Exercise requirements: Would you transcribe the whole listing exactly, minus its pictures?

[Stored records]
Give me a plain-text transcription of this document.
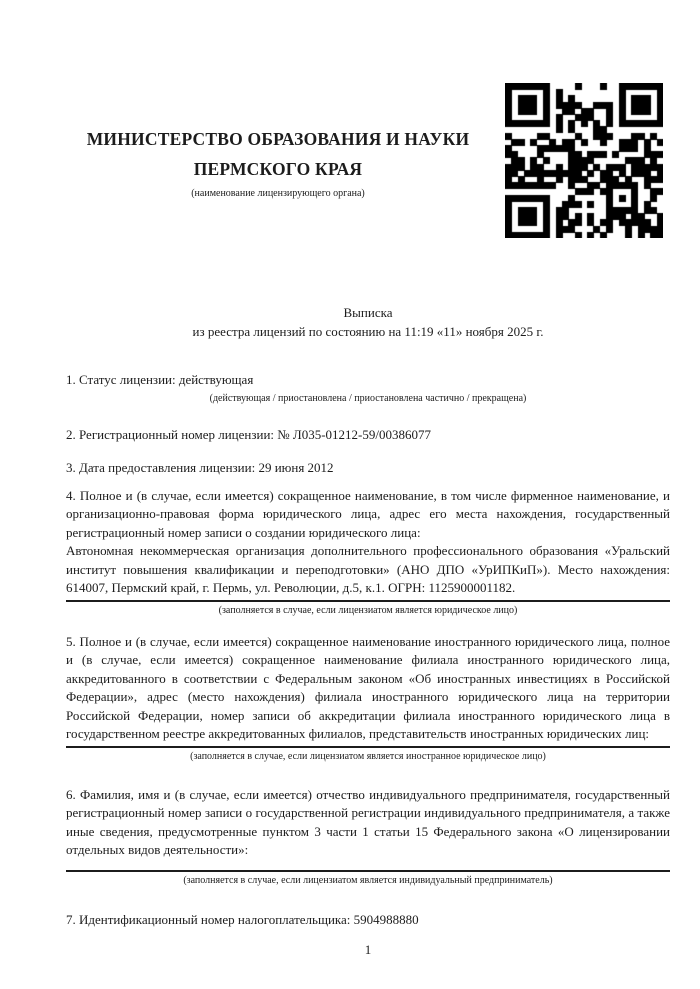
МИНИСТЕРСТВО ОБРАЗОВАНИЯ И НАУКИ
ПЕРМСКОГО КРАЯ
(наименование лицензирующего органа)
Выписка
из реестра лицензий по состоянию на 11:19 «11» ноября 2025 г.
1. Статус лицензии: действующая
(действующая / приостановлена / приостановлена частично / прекращена)
2. Регистрационный номер лицензии: № Л035-01212-59/00386077
3. Дата предоставления лицензии: 29 июня 2012
4. Полное и (в случае, если имеется) сокращенное наименование, в том числе фирменное наименование, и организационно-правовая форма юридического лица, адрес его места нахождения, государственный регистрационный номер записи о создании юридического лица:
Автономная некоммерческая организация дополнительного профессионального образования «Уральский институт повышения квалификации и переподготовки» (АНО ДПО «УрИПКиП»). Место нахождения: 614007, Пермский край, г. Пермь, ул. Революции, д.5, к.1. ОГРН: 1125900001182.
(заполняется в случае, если лицензиатом является юридическое лицо)
5. Полное и (в случае, если имеется) сокращенное наименование иностранного юридического лица, полное и (в случае, если имеется) сокращенное наименование филиала иностранного юридического лица, аккредитованного в соответствии с Федеральным законом «Об иностранных инвестициях в Российской Федерации», адрес (место нахождения) филиала иностранного юридического лица на территории Российской Федерации, номер записи об аккредитации филиала иностранного юридического лица в государственном реестре аккредитованных филиалов, представительств иностранных юридических лиц:
(заполняется в случае, если лицензиатом является иностранное юридическое лицо)
6. Фамилия, имя и (в случае, если имеется) отчество индивидуального предпринимателя, государственный регистрационный номер записи о государственной регистрации индивидуального предпринимателя, а также иные сведения, предусмотренные пунктом 3 части 1 статьи 15 Федерального закона «О лицензировании отдельных видов деятельности»:
(заполняется в случае, если лицензиатом является индивидуальный предприниматель)
7. Идентификационный номер налогоплательщика: 5904988880
1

Result of the task:
Give me a plain-text transcription of this document.
МИНИСТЕРСТВО ОБРАЗОВАНИЯ И НАУКИ
ПЕРМСКОГО КРАЯ
(наименование лицензирующего органа)
Выписка
из реестра лицензий по состоянию на 11:19 «11» ноября 2025 г.
1. Статус лицензии: действующая
(действующая / приостановлена / приостановлена частично / прекращена)
2. Регистрационный номер лицензии: № Л035-01212-59/00386077
3. Дата предоставления лицензии: 29 июня 2012
4. Полное и (в случае, если имеется) сокращенное наименование, в том числе фирменное наименование, и организационно-правовая форма юридического лица, адрес его места нахождения, государственный регистрационный номер записи о создании юридического лица:
Автономная некоммерческая организация дополнительного профессионального образования «Уральский институт повышения квалификации и переподготовки» (АНО ДПО «УрИПКиП»). Место нахождения: 614007, Пермский край, г. Пермь, ул. Революции, д.5, к.1. ОГРН: 1125900001182.
(заполняется в случае, если лицензиатом является юридическое лицо)
5. Полное и (в случае, если имеется) сокращенное наименование иностранного юридического лица, полное и (в случае, если имеется) сокращенное наименование филиала иностранного юридического лица, аккредитованного в соответствии с Федеральным законом «Об иностранных инвестициях в Российской Федерации», адрес (место нахождения) филиала иностранного юридического лица на территории Российской Федерации, номер записи об аккредитации филиала иностранного юридического лица в государственном реестре аккредитованных филиалов, представительств иностранных юридических лиц:
(заполняется в случае, если лицензиатом является иностранное юридическое лицо)
6. Фамилия, имя и (в случае, если имеется) отчество индивидуального предпринимателя, государственный регистрационный номер записи о государственной регистрации индивидуального предпринимателя, а также иные сведения, предусмотренные пунктом 3 части 1 статьи 15 Федерального закона «О лицензировании отдельных видов деятельности»:
(заполняется в случае, если лицензиатом является индивидуальный предприниматель)
7. Идентификационный номер налогоплательщика: 5904988880
1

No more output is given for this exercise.